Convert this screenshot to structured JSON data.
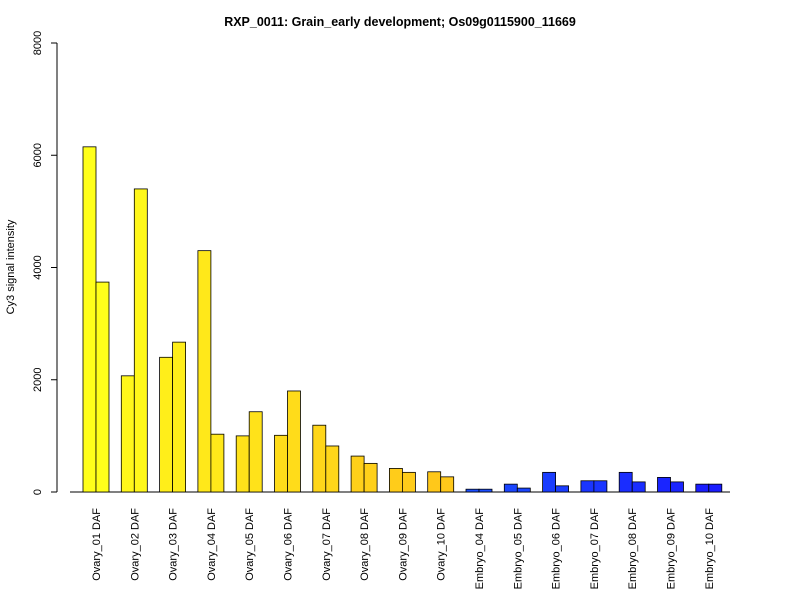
{
  "chart_data": {
    "type": "bar",
    "title": "RXP_0011: Grain_early development; Os09g0115900_11669",
    "xlabel": "",
    "ylabel": "Cy3 signal intensity",
    "ylim": [
      0,
      8000
    ],
    "yticks": [
      0,
      2000,
      4000,
      6000,
      8000
    ],
    "grid": false,
    "categories": [
      "Ovary_01 DAF",
      "Ovary_02 DAF",
      "Ovary_03 DAF",
      "Ovary_04 DAF",
      "Ovary_05 DAF",
      "Ovary_06 DAF",
      "Ovary_07 DAF",
      "Ovary_08 DAF",
      "Ovary_09 DAF",
      "Ovary_10 DAF",
      "Embryo_04 DAF",
      "Embryo_05 DAF",
      "Embryo_06 DAF",
      "Embryo_07 DAF",
      "Embryo_08 DAF",
      "Embryo_09 DAF",
      "Embryo_10 DAF"
    ],
    "series": [
      {
        "values": [
          6150,
          2070,
          2400,
          4300,
          1000,
          1010,
          1190,
          640,
          420,
          360,
          50,
          140,
          350,
          200,
          350,
          260,
          140
        ]
      },
      {
        "values": [
          3740,
          5400,
          2670,
          1030,
          1430,
          1800,
          820,
          510,
          350,
          270,
          50,
          70,
          110,
          200,
          180,
          180,
          140
        ]
      }
    ],
    "bar_colors": [
      "#ffff1a",
      "#fff71a",
      "#ffee1a",
      "#ffe81a",
      "#ffe21a",
      "#ffdc1a",
      "#ffd61a",
      "#ffd01a",
      "#ffcc1a",
      "#ffc81a",
      "#1a4dff",
      "#1a45ff",
      "#1a3dff",
      "#1a35ff",
      "#1a2dff",
      "#1a25ff",
      "#1a1dff"
    ]
  }
}
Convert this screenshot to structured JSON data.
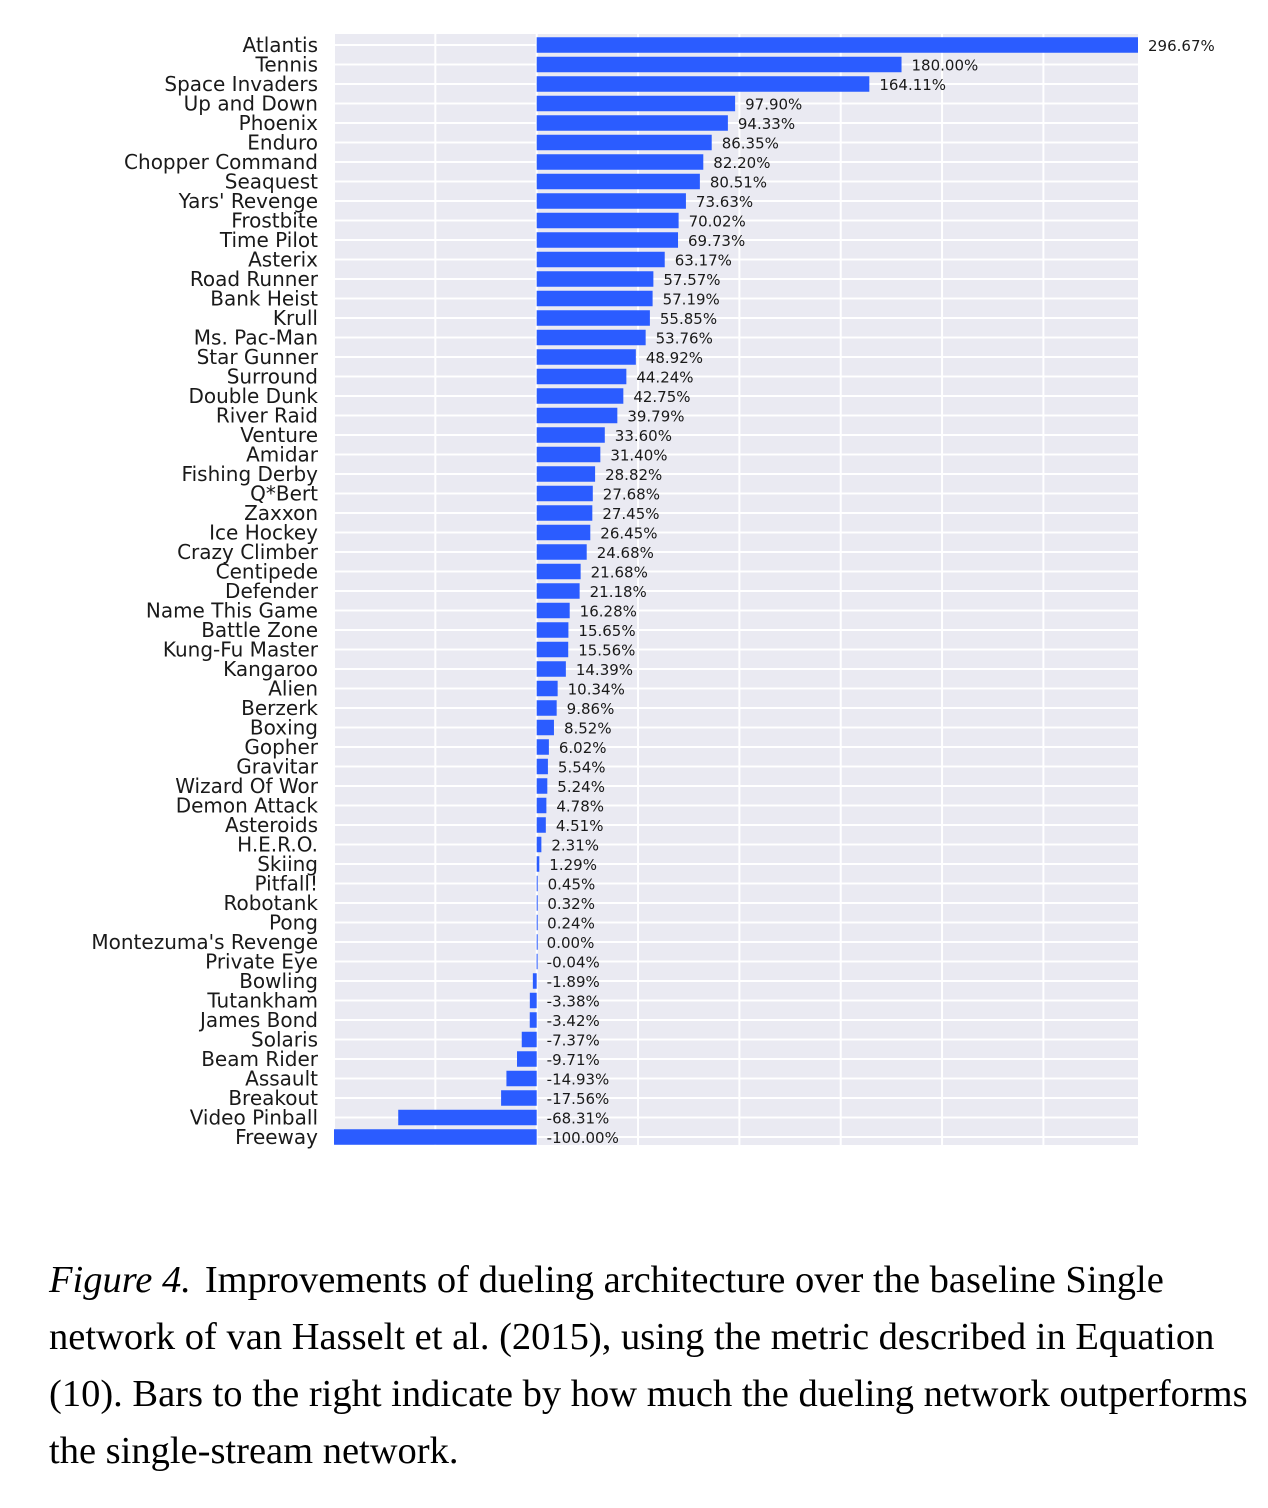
{
  "chart_data": {
    "type": "bar",
    "orientation": "horizontal",
    "xlim": [
      -100,
      296.67
    ],
    "grid": true,
    "bar_color": "#2b5cff",
    "background_color": "#eaeaf2",
    "value_label_suffix": "%",
    "categories": [
      "Atlantis",
      "Tennis",
      "Space Invaders",
      "Up and Down",
      "Phoenix",
      "Enduro",
      "Chopper Command",
      "Seaquest",
      "Yars' Revenge",
      "Frostbite",
      "Time Pilot",
      "Asterix",
      "Road Runner",
      "Bank Heist",
      "Krull",
      "Ms. Pac-Man",
      "Star Gunner",
      "Surround",
      "Double Dunk",
      "River Raid",
      "Venture",
      "Amidar",
      "Fishing Derby",
      "Q*Bert",
      "Zaxxon",
      "Ice Hockey",
      "Crazy Climber",
      "Centipede",
      "Defender",
      "Name This Game",
      "Battle Zone",
      "Kung-Fu Master",
      "Kangaroo",
      "Alien",
      "Berzerk",
      "Boxing",
      "Gopher",
      "Gravitar",
      "Wizard Of Wor",
      "Demon Attack",
      "Asteroids",
      "H.E.R.O.",
      "Skiing",
      "Pitfall!",
      "Robotank",
      "Pong",
      "Montezuma's Revenge",
      "Private Eye",
      "Bowling",
      "Tutankham",
      "James Bond",
      "Solaris",
      "Beam Rider",
      "Assault",
      "Breakout",
      "Video Pinball",
      "Freeway"
    ],
    "values": [
      296.67,
      180.0,
      164.11,
      97.9,
      94.33,
      86.35,
      82.2,
      80.51,
      73.63,
      70.02,
      69.73,
      63.17,
      57.57,
      57.19,
      55.85,
      53.76,
      48.92,
      44.24,
      42.75,
      39.79,
      33.6,
      31.4,
      28.82,
      27.68,
      27.45,
      26.45,
      24.68,
      21.68,
      21.18,
      16.28,
      15.65,
      15.56,
      14.39,
      10.34,
      9.86,
      8.52,
      6.02,
      5.54,
      5.24,
      4.78,
      4.51,
      2.31,
      1.29,
      0.45,
      0.32,
      0.24,
      0.0,
      -0.04,
      -1.89,
      -3.38,
      -3.42,
      -7.37,
      -9.71,
      -14.93,
      -17.56,
      -68.31,
      -100.0
    ],
    "value_labels": [
      "296.67%",
      "180.00%",
      "164.11%",
      "97.90%",
      "94.33%",
      "86.35%",
      "82.20%",
      "80.51%",
      "73.63%",
      "70.02%",
      "69.73%",
      "63.17%",
      "57.57%",
      "57.19%",
      "55.85%",
      "53.76%",
      "48.92%",
      "44.24%",
      "42.75%",
      "39.79%",
      "33.60%",
      "31.40%",
      "28.82%",
      "27.68%",
      "27.45%",
      "26.45%",
      "24.68%",
      "21.68%",
      "21.18%",
      "16.28%",
      "15.65%",
      "15.56%",
      "14.39%",
      "10.34%",
      "9.86%",
      "8.52%",
      "6.02%",
      "5.54%",
      "5.24%",
      "4.78%",
      "4.51%",
      "2.31%",
      "1.29%",
      "0.45%",
      "0.32%",
      "0.24%",
      "0.00%",
      "-0.04%",
      "-1.89%",
      "-3.38%",
      "-3.42%",
      "-7.37%",
      "-9.71%",
      "-14.93%",
      "-17.56%",
      "-68.31%",
      "-100.00%"
    ]
  },
  "caption": {
    "label": "Figure 4.",
    "text": "Improvements of dueling architecture over the baseline Single network of van Hasselt et al. (2015), using the metric described in Equation (10). Bars to the right indicate by how much the dueling network outperforms the single-stream network."
  }
}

========================

[Your goal]: Copy out all the data exactly; skip the pictures.

[Task solution]:
Convert this screenshot to structured JSON data.
{
  "chart_data": {
    "type": "bar",
    "title": "RXP_0011: Grain_early development; Os09g0115900_11669",
    "xlabel": "",
    "ylabel": "Cy3 signal intensity",
    "ylim": [
      0,
      8000
    ],
    "yticks": [
      0,
      2000,
      4000,
      6000,
      8000
    ],
    "grid": false,
    "categories": [
      "Ovary_01 DAF",
      "Ovary_02 DAF",
      "Ovary_03 DAF",
      "Ovary_04 DAF",
      "Ovary_05 DAF",
      "Ovary_06 DAF",
      "Ovary_07 DAF",
      "Ovary_08 DAF",
      "Ovary_09 DAF",
      "Ovary_10 DAF",
      "Embryo_04 DAF",
      "Embryo_05 DAF",
      "Embryo_06 DAF",
      "Embryo_07 DAF",
      "Embryo_08 DAF",
      "Embryo_09 DAF",
      "Embryo_10 DAF"
    ],
    "series": [
      {
        "values": [
          6150,
          2070,
          2400,
          4300,
          1000,
          1010,
          1190,
          640,
          420,
          360,
          50,
          140,
          350,
          200,
          350,
          260,
          140
        ]
      },
      {
        "values": [
          3740,
          5400,
          2670,
          1030,
          1430,
          1800,
          820,
          510,
          350,
          270,
          50,
          70,
          110,
          200,
          180,
          180,
          140
        ]
      }
    ],
    "bar_colors": [
      "#ffff1a",
      "#fff71a",
      "#ffee1a",
      "#ffe81a",
      "#ffe21a",
      "#ffdc1a",
      "#ffd61a",
      "#ffd01a",
      "#ffcc1a",
      "#ffc81a",
      "#1a4dff",
      "#1a45ff",
      "#1a3dff",
      "#1a35ff",
      "#1a2dff",
      "#1a25ff",
      "#1a1dff"
    ]
  }
}
Convert this screenshot to structured JSON data.
{
  "chart_data": {
    "type": "bar",
    "orientation": "horizontal",
    "xlim": [
      -100,
      296.67
    ],
    "grid": true,
    "bar_color": "#2b5cff",
    "background_color": "#eaeaf2",
    "value_label_suffix": "%",
    "categories": [
      "Atlantis",
      "Tennis",
      "Space Invaders",
      "Up and Down",
      "Phoenix",
      "Enduro",
      "Chopper Command",
      "Seaquest",
      "Yars' Revenge",
      "Frostbite",
      "Time Pilot",
      "Asterix",
      "Road Runner",
      "Bank Heist",
      "Krull",
      "Ms. Pac-Man",
      "Star Gunner",
      "Surround",
      "Double Dunk",
      "River Raid",
      "Venture",
      "Amidar",
      "Fishing Derby",
      "Q*Bert",
      "Zaxxon",
      "Ice Hockey",
      "Crazy Climber",
      "Centipede",
      "Defender",
      "Name This Game",
      "Battle Zone",
      "Kung-Fu Master",
      "Kangaroo",
      "Alien",
      "Berzerk",
      "Boxing",
      "Gopher",
      "Gravitar",
      "Wizard Of Wor",
      "Demon Attack",
      "Asteroids",
      "H.E.R.O.",
      "Skiing",
      "Pitfall!",
      "Robotank",
      "Pong",
      "Montezuma's Revenge",
      "Private Eye",
      "Bowling",
      "Tutankham",
      "James Bond",
      "Solaris",
      "Beam Rider",
      "Assault",
      "Breakout",
      "Video Pinball",
      "Freeway"
    ],
    "values": [
      296.67,
      180.0,
      164.11,
      97.9,
      94.33,
      86.35,
      82.2,
      80.51,
      73.63,
      70.02,
      69.73,
      63.17,
      57.57,
      57.19,
      55.85,
      53.76,
      48.92,
      44.24,
      42.75,
      39.79,
      33.6,
      31.4,
      28.82,
      27.68,
      27.45,
      26.45,
      24.68,
      21.68,
      21.18,
      16.28,
      15.65,
      15.56,
      14.39,
      10.34,
      9.86,
      8.52,
      6.02,
      5.54,
      5.24,
      4.78,
      4.51,
      2.31,
      1.29,
      0.45,
      0.32,
      0.24,
      0.0,
      -0.04,
      -1.89,
      -3.38,
      -3.42,
      -7.37,
      -9.71,
      -14.93,
      -17.56,
      -68.31,
      -100.0
    ],
    "value_labels": [
      "296.67%",
      "180.00%",
      "164.11%",
      "97.90%",
      "94.33%",
      "86.35%",
      "82.20%",
      "80.51%",
      "73.63%",
      "70.02%",
      "69.73%",
      "63.17%",
      "57.57%",
      "57.19%",
      "55.85%",
      "53.76%",
      "48.92%",
      "44.24%",
      "42.75%",
      "39.79%",
      "33.60%",
      "31.40%",
      "28.82%",
      "27.68%",
      "27.45%",
      "26.45%",
      "24.68%",
      "21.68%",
      "21.18%",
      "16.28%",
      "15.65%",
      "15.56%",
      "14.39%",
      "10.34%",
      "9.86%",
      "8.52%",
      "6.02%",
      "5.54%",
      "5.24%",
      "4.78%",
      "4.51%",
      "2.31%",
      "1.29%",
      "0.45%",
      "0.32%",
      "0.24%",
      "0.00%",
      "-0.04%",
      "-1.89%",
      "-3.38%",
      "-3.42%",
      "-7.37%",
      "-9.71%",
      "-14.93%",
      "-17.56%",
      "-68.31%",
      "-100.00%"
    ]
  },
  "caption": {
    "label": "Figure 4.",
    "text": "Improvements of dueling architecture over the baseline Single network of van Hasselt et al. (2015), using the metric described in Equation (10). Bars to the right indicate by how much the dueling network outperforms the single-stream network."
  }
}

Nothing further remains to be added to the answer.